··· Extracted text ···
Here’s the layout that I’m using, on which my helper scripts are based:

  • /backup/local/ is where encryption is done, and where I keep log files and such.
  • /backup/local/megafuse.cache/ is a cache for the Mega mount point, as my /tmp is not suitable for the task.
  • /backup/local/rsyncrypto.enc/ is where encrypted files are stored.
  • /backup/secret/rsyncrypto.crt is the big secret from rsyncrypto initialization.
  • /backup/secret/rsyncrypto.key is the master key to rule them all, and must be kept from Sauron.
  • /backup/secret/rsyncrypto.filelist is the list of files/directories to encrypt.
  • /backup/secret/rsyncrypto.filemap gives the mapping between real paths and random names.
  • /backup/secret/rsyncrypto.keys/ is where per-file keys are stored.
  • /backup/.mega/ is the mount point for Mega.
  • /backup/.hubic/ is the mount point for Hubic.
  • /backup/.yandex/ is the mount point for Yandex disk.
  • /backup/cloud/ is the mount point for the union of the above cloud storage.

Preparations

The first step was to create the master key and certificate:

openssl req -nodes -newkey rsa:1536 -x509 \
  -keyout /backup/secret/rsyncrypto.key \
-out /backup/secret/rsyncrypto.crt

Then I just had to put into /backup/secret/rsyncrypto.filelist the list of places that I wished to backup, for example:

/nas/shared/Paperwork/
/nas/shared/financial/
/nas/shared/sharedMaildir/
/nas/shared/photos/
/nas/private/yves/Maildir/
/nas/private/iris/Maildir/

Finally, on one of my network storage accounts, I created a Backup directory.

Usage

The first helper script handles the encryption of data. Its only purpose is to make sure I do not forget or mistype some parameters:

#!/bin/bash
# usage: rsyncrypto.sh

(date
rsyncrypto -v --delete --changed --trim=0 --filelist \
--name-encrypt=/backup/secret/rsyncrypto.filemap \
/backup/secret/rsyncrypto.filelist \
/backup/local/rsyncrypto.enc/ \
/backup/secret/rsyncrypto.keys/ \
/backup/secret/rsyncrypto.crt
date) \
1> >(tee /backup/local/rsyncrypto.log) \
2> >(tee /backup/local/rsyncrypto.err)
···
▶ Tasks to perform:
(1) Answer these from the rsyncrypto backup notes above:
(a) Why is a cache for the Mega mount point kept under /backup/local/ instead of in /tmp?
(b) Which directory serves as the mount point for Hubic?
(c) To which file does the encryption script send its error output?
(2) Retype the rsyncrypto backup notes, starting with "Here’s the layout" and going on through "for the task.".
··· Record set ···
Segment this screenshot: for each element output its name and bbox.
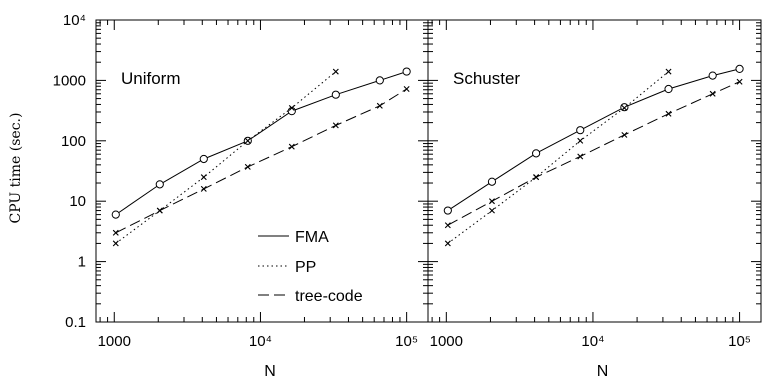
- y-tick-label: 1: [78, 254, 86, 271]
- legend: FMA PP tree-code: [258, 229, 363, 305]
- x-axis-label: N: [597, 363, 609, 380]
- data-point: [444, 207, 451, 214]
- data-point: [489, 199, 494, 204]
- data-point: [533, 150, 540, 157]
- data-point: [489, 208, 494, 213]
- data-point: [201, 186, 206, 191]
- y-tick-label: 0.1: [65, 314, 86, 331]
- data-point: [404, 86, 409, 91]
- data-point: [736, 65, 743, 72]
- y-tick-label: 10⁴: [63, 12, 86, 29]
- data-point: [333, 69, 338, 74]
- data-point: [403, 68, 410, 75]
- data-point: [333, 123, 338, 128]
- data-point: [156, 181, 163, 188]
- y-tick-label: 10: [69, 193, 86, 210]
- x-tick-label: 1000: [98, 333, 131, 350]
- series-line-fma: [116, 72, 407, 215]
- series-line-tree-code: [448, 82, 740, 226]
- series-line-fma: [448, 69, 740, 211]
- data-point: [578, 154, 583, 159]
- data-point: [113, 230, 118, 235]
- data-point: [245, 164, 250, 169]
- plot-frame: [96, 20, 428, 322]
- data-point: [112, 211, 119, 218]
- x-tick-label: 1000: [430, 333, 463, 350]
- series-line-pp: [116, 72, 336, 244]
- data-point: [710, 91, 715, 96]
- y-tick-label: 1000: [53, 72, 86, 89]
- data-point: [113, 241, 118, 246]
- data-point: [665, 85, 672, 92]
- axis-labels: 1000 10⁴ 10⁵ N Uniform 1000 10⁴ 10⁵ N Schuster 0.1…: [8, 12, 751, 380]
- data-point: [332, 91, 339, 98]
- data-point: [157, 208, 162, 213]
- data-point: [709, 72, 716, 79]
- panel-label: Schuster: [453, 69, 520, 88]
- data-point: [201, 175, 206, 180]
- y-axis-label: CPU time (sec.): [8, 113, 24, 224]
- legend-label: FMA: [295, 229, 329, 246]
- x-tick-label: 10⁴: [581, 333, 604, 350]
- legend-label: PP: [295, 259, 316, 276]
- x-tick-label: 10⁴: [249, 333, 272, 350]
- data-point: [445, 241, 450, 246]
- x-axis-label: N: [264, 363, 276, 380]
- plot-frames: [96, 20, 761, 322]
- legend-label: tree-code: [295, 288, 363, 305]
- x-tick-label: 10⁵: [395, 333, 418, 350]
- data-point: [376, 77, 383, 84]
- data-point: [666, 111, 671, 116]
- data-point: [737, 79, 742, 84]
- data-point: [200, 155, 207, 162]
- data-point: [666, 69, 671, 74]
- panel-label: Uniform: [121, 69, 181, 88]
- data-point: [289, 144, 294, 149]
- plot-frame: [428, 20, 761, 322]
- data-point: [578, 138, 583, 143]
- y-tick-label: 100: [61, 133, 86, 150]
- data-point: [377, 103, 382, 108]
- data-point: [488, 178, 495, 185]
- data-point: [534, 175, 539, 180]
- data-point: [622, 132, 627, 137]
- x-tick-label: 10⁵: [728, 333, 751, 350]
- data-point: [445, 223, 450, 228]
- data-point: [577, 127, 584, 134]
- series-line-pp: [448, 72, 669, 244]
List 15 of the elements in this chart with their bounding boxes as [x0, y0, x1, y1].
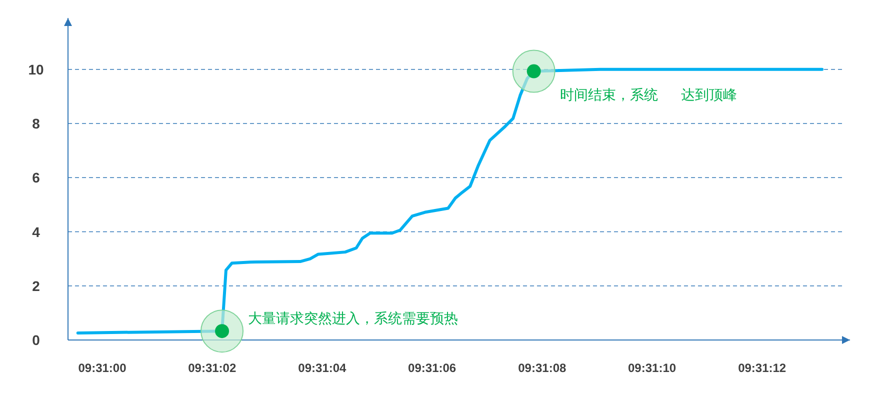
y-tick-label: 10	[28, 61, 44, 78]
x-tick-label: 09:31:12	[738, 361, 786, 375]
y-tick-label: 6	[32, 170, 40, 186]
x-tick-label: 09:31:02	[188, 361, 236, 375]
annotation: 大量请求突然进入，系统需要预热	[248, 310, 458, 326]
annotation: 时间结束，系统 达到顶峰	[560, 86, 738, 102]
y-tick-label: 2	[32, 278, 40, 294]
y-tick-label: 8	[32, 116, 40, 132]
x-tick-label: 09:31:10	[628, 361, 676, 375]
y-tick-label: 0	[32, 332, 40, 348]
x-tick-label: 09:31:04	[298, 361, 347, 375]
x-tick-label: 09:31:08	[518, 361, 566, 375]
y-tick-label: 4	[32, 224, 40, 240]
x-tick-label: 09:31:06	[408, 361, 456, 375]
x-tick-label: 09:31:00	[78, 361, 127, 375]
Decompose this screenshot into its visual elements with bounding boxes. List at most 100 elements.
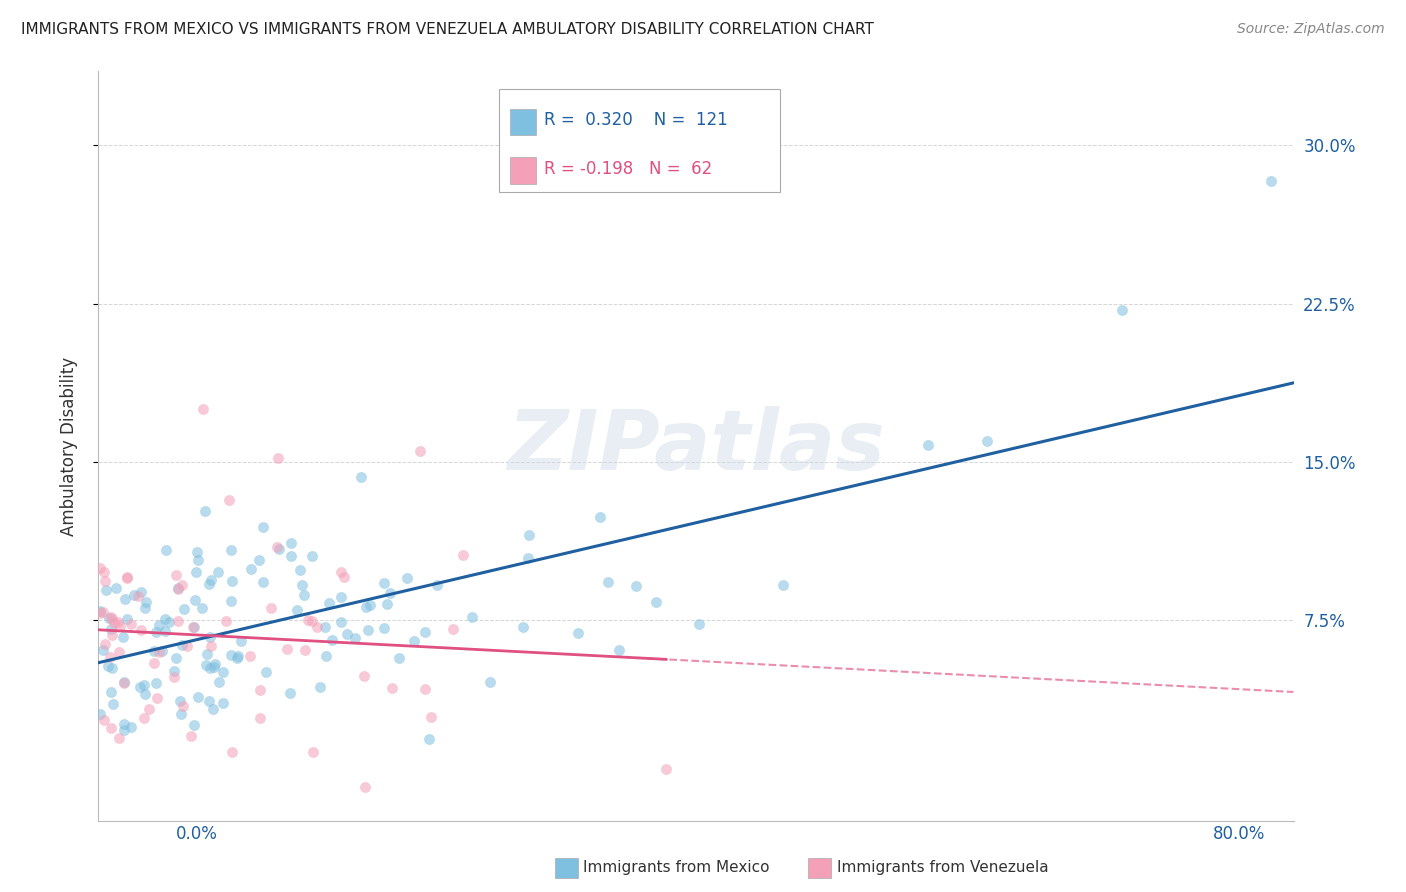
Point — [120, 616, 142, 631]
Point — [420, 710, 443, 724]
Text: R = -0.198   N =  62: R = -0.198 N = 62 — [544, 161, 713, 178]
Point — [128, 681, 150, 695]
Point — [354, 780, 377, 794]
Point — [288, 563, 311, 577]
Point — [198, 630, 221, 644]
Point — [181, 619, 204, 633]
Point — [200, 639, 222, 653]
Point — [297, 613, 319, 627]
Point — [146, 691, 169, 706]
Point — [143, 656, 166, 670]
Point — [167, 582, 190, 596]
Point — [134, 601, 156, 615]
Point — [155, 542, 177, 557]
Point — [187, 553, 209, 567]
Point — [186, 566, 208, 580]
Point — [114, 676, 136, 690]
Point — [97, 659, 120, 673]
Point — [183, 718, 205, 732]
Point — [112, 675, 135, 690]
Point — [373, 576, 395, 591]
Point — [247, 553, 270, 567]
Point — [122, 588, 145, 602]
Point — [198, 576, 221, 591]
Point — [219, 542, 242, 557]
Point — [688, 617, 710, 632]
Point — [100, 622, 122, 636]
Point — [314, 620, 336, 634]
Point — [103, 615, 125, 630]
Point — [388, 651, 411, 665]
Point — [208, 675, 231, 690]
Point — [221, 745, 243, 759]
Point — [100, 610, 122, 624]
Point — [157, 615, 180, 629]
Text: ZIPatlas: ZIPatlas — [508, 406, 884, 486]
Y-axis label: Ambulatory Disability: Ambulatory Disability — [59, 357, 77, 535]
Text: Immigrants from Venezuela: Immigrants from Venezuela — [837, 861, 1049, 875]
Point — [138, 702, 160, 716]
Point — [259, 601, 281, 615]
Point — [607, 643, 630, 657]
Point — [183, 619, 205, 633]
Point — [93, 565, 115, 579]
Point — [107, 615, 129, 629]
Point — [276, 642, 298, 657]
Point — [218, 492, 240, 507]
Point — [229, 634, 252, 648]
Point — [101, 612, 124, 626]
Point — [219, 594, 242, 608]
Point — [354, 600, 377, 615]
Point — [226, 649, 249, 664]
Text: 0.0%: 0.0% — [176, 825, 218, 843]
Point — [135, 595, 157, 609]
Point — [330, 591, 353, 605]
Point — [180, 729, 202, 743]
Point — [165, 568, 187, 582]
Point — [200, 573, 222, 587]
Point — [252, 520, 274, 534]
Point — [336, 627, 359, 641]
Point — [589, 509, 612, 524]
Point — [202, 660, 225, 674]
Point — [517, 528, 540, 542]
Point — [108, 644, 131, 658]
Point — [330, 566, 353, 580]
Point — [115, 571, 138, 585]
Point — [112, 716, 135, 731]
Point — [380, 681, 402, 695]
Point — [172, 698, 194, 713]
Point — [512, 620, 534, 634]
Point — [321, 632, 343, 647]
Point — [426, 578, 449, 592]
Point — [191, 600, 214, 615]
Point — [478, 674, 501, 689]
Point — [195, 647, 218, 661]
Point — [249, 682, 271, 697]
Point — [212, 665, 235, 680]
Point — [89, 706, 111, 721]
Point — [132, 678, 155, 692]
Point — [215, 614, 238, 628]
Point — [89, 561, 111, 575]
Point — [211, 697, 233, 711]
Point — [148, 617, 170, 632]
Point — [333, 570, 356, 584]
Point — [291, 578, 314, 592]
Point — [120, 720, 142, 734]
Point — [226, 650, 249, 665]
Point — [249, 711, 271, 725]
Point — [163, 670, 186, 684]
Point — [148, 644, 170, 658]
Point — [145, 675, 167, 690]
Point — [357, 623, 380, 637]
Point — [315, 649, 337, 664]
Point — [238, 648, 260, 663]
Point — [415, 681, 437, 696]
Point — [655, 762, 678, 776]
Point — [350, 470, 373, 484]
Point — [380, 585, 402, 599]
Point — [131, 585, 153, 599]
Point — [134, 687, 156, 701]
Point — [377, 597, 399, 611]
···
··· Record set ···
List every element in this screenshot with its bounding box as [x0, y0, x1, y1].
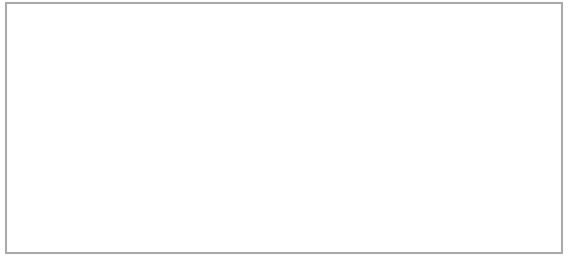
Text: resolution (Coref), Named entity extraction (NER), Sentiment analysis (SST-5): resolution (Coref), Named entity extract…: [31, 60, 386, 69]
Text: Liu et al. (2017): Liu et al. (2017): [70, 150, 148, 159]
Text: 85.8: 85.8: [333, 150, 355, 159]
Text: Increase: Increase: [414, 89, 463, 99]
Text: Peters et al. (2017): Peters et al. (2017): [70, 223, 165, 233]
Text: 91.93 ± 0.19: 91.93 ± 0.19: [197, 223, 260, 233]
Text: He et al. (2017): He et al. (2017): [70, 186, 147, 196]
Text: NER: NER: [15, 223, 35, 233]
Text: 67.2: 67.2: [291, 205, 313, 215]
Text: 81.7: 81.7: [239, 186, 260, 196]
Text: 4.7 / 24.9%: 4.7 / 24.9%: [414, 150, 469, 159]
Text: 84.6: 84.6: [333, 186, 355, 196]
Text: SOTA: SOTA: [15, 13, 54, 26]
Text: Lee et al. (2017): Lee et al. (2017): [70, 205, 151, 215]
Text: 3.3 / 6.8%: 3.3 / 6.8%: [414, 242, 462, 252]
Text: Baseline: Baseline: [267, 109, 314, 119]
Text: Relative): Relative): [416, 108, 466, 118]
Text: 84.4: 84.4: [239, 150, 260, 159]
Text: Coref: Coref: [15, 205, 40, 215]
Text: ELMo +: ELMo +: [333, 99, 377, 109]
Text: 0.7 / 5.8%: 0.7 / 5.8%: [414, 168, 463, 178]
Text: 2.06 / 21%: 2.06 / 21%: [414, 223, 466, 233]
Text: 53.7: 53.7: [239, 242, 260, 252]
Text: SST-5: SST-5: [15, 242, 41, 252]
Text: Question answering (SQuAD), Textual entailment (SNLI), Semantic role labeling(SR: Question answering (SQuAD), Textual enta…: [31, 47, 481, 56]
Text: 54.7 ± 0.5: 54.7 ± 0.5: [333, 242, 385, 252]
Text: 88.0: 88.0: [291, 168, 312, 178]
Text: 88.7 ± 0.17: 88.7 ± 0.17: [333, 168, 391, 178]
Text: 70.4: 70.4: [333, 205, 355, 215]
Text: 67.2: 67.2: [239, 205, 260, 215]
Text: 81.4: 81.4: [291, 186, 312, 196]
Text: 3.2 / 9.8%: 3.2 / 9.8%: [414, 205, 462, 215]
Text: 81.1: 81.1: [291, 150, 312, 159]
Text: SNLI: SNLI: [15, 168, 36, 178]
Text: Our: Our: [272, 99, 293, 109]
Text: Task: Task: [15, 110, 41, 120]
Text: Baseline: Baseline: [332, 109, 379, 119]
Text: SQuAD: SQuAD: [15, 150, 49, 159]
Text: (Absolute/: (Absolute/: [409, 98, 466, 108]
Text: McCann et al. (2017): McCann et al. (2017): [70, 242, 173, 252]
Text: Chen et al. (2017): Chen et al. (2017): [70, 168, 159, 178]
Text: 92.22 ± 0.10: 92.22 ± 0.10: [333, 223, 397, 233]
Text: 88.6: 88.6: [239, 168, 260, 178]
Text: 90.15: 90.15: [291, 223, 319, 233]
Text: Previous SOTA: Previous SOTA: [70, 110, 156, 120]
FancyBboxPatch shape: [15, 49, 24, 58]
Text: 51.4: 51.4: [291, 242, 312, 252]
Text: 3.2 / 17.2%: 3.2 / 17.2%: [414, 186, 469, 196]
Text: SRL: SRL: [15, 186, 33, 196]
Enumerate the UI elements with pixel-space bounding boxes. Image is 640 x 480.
···
··· Record set ···
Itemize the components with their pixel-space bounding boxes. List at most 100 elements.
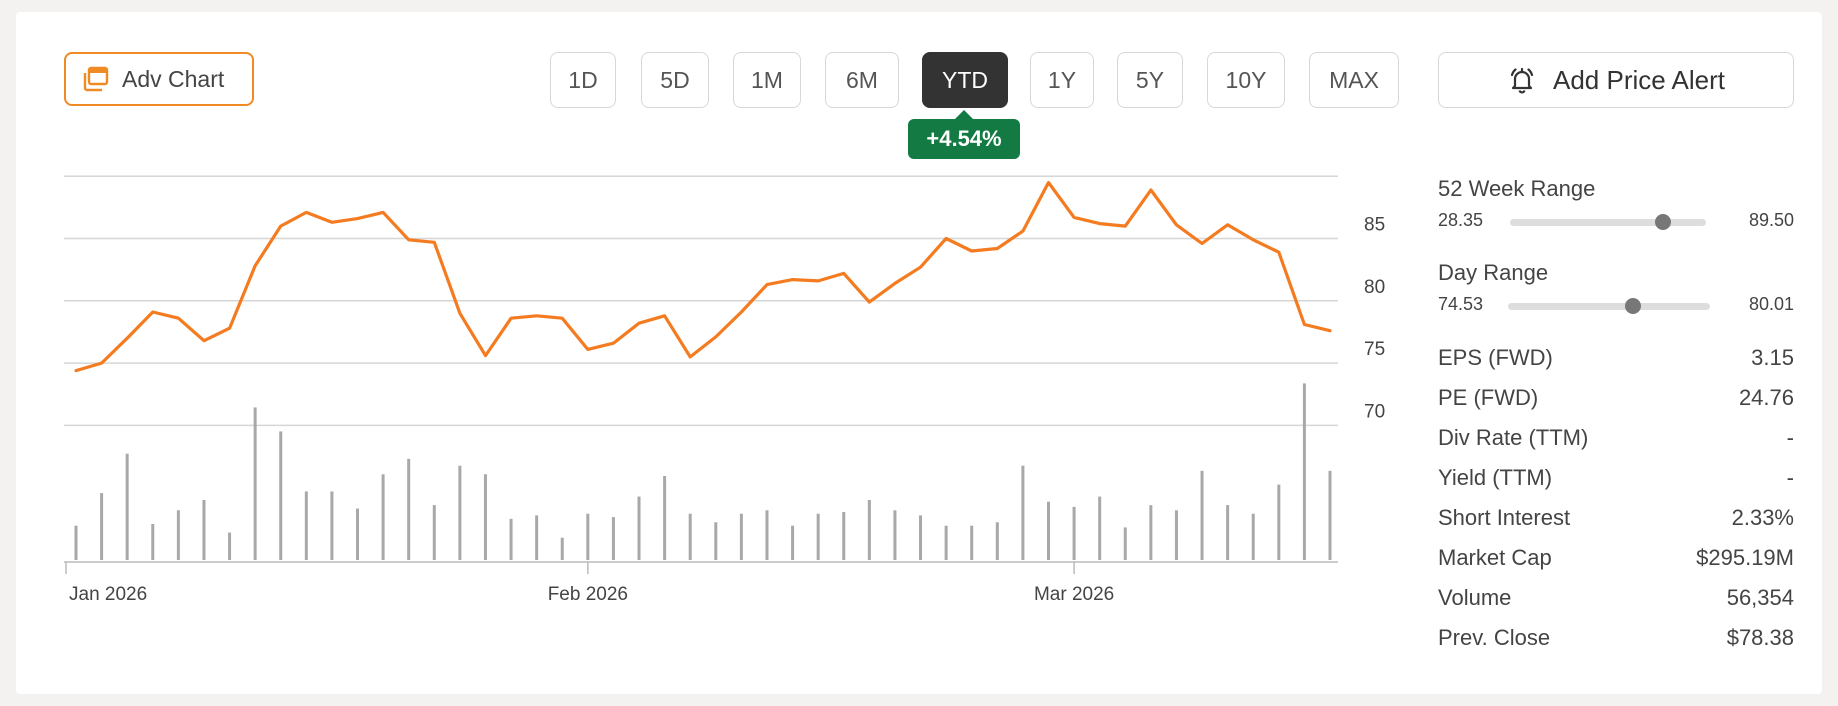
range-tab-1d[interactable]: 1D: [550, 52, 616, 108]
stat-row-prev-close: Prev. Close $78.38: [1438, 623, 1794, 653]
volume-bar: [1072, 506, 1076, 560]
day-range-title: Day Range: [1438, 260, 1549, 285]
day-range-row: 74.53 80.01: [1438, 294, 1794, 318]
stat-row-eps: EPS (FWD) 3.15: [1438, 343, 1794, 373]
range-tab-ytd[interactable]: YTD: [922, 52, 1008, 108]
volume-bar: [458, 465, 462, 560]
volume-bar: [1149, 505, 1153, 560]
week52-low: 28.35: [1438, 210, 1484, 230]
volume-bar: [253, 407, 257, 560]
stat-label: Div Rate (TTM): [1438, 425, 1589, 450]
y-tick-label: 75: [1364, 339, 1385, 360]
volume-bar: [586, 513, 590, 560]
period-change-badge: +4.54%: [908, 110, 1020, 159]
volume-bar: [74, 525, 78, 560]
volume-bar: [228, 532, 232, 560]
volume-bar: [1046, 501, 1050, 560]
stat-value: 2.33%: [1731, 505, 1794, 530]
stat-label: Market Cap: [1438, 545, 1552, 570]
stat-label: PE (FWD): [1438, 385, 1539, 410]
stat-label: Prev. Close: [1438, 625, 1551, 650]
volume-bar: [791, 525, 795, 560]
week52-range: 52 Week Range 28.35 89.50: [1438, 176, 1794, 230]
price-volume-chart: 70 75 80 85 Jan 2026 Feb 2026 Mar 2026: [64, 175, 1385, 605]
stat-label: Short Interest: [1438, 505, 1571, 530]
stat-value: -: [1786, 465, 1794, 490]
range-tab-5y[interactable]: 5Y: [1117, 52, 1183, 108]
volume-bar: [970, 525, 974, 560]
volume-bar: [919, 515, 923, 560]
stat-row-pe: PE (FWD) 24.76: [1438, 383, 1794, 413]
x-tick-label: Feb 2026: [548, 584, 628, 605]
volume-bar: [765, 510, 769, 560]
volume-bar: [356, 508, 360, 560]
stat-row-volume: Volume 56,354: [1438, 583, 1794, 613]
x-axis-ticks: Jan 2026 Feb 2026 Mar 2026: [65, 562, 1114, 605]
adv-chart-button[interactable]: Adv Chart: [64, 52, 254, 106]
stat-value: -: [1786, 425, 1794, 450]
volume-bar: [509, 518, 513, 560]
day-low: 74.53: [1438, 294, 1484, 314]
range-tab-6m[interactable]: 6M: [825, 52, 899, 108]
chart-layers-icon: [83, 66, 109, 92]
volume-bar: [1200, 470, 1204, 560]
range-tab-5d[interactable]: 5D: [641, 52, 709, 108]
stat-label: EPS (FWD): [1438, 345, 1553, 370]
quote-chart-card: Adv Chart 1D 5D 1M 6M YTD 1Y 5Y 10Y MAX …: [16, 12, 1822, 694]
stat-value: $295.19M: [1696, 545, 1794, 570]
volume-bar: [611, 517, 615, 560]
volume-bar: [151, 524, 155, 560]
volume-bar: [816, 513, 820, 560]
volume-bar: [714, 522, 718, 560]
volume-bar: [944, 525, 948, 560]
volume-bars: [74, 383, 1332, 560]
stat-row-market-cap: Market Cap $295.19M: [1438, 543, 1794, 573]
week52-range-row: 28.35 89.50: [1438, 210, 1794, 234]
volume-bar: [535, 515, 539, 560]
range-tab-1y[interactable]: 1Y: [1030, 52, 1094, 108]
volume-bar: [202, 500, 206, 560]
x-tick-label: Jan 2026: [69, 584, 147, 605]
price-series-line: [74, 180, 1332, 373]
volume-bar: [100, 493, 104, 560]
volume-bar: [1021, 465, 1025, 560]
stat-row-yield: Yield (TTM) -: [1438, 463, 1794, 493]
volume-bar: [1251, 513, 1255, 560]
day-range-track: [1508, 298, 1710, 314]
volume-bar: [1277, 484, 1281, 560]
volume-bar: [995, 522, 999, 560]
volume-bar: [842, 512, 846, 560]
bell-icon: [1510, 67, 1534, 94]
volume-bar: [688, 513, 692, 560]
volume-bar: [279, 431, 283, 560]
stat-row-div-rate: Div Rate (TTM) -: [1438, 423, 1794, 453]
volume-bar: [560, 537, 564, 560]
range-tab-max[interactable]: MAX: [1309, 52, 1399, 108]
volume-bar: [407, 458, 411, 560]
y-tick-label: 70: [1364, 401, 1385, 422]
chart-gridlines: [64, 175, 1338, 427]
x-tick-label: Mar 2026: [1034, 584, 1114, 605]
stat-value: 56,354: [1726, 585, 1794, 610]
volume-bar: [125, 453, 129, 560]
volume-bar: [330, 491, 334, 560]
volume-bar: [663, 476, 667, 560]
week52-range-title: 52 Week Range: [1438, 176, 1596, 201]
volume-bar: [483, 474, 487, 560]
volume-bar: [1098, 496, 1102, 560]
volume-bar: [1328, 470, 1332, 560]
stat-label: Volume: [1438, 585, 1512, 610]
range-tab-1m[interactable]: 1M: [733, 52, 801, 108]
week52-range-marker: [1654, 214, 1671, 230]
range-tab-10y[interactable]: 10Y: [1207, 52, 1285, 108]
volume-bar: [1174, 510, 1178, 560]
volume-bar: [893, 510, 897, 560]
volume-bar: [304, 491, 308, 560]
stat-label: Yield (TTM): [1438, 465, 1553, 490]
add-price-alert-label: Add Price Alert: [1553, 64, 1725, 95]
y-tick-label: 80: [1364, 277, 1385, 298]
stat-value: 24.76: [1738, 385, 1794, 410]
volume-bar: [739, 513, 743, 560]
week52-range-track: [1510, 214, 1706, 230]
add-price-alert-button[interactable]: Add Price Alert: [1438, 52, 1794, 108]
···
▶ Answer set:
(1)
(a) Because /tmp is not suitable for the task.
(b) /backup/.hubic/
(c) /backup/local/rsyncrypto.err

(2)
Here’s the layout that I’m using, on which my helper scripts are based:

  • /backup/local/ is where encryption is done, and where I keep log files and such.
  • /backup/local/megafuse.cache/ is a cache for the Mega mount point, as my /tmp is not suitable for the task.